== Directive 1 ==
According to the blog text, what does a Personal Learning Network rest on instead of geographic closeness?

== Extracted text ==
◆ ◆ ◆ ◆
So as a technology director, I am thinking about professional development and what is the best type of professional development for my staff. I believe that very specific professional development is better than general professional development. For example, I would prefer our 4th grade teachers to attend training specific to the task of technology teaching the 4th grade instead of a general non-specific training.

David Warlick is a guy I pay attention to. I don't quite agree with everything he says, but attending his session cultivating a personal learning network really helped to reinforce my thinking about good professional development. He spoke mostly about how hyperconnectedness makes learning easier (you cant help but learn when you are connected to people - I like that) - I add this to my list of "things that are actually different with technology". Teachers can connect and learn from a community of people in ways previously unimaginable. The Personal Learning Network isn't about people who are close to you geographically, but of a common mind (or common question).

The point? A personal learning network makes a lot of sense to me. Any time spent working on the facilitation of a personal learning network is time well spent.

Presentation: the SAMR model of integration

Posted in Educational Tech Design on 26 - March 2011 at 09:12 AM (13 years ago) 199 views.

Here’s the SAMR presentation notes. PDF here.

Moving from a drop-off model to an integrated model

Posted in Educational Tech Design on 16 - March 2011 at 04:30 AM (13 years ago) 198 views.

The question popped up on a moodle forum about moving from a lab environment to a more integrated environment.

Right now, and for several years, we've had a weekly schedule where teachers bring their classes to the lab and work with an ICT Teacher. (The teacher stays for the lesson; it's not a send-them-away special class like Music or Physical Education.)

The “drop-off” model plagues many school tech integration efforts. If your teachers are already involved and invested in integrating, the transition will be less disruptive.

I see you say, “stays for the lesson” - is that “stays in the back with coffee chatting / checking email” or “stays walking around the room looking / commenting on content”? The distinction is important.
◆ ◆ ◆ ◆
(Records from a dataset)
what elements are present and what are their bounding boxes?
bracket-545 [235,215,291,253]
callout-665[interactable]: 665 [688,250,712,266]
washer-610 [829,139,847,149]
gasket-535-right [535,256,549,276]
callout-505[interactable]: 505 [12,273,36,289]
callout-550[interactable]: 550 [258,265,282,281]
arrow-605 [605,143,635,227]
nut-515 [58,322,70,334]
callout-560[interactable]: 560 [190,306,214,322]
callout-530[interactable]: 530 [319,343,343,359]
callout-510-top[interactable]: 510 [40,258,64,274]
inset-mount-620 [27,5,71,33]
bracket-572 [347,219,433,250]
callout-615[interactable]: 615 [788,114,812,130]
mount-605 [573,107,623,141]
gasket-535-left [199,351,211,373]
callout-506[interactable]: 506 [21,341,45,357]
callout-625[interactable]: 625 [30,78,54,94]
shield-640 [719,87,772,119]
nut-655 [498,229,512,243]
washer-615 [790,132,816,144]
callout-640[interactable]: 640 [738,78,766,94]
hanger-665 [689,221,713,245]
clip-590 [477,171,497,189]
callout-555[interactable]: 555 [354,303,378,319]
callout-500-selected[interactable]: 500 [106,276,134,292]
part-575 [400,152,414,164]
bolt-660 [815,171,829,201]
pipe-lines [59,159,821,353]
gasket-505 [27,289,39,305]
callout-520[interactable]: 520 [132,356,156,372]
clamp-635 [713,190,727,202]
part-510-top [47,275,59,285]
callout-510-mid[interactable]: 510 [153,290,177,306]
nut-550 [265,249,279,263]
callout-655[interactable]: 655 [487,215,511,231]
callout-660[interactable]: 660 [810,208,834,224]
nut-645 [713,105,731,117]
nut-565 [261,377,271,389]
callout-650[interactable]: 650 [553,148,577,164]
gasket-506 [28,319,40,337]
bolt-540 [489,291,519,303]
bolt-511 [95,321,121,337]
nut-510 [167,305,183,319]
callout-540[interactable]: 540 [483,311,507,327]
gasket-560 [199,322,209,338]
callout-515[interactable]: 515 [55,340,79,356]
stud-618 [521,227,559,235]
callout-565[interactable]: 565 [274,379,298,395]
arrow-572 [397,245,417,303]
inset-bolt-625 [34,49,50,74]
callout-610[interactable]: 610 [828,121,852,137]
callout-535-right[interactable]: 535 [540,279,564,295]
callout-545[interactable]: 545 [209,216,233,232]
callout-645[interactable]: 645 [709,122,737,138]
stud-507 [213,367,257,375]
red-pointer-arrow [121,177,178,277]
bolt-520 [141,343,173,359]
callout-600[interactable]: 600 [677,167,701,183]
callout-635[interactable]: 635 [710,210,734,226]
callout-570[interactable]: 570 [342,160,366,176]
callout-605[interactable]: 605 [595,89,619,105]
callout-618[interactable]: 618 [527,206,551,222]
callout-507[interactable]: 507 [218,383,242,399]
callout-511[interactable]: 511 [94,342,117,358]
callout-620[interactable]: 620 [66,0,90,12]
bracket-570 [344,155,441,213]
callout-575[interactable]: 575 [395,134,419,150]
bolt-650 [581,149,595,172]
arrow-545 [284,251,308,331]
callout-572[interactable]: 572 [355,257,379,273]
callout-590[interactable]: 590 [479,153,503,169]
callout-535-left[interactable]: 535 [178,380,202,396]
◆ ◆ ◆ ◆
== Directive 2 ==
Rewrite the listing from its first line through the line containing "gasket-535-left [199,351,211,373]", replacing "interactable" with "clickable" and leaving everything else unchanged. Return only those lines.

== Final result 1 ==
A common mind, or a common question.

== Final result 2 ==
what elements are present and what are their bounding boxes?
bracket-545 [235,215,291,253]
callout-665[clickable]: 665 [688,250,712,266]
washer-610 [829,139,847,149]
gasket-535-right [535,256,549,276]
callout-505[clickable]: 505 [12,273,36,289]
callout-550[clickable]: 550 [258,265,282,281]
arrow-605 [605,143,635,227]
nut-515 [58,322,70,334]
callout-560[clickable]: 560 [190,306,214,322]
callout-530[clickable]: 530 [319,343,343,359]
callout-510-top[clickable]: 510 [40,258,64,274]
inset-mount-620 [27,5,71,33]
bracket-572 [347,219,433,250]
callout-615[clickable]: 615 [788,114,812,130]
mount-605 [573,107,623,141]
gasket-535-left [199,351,211,373]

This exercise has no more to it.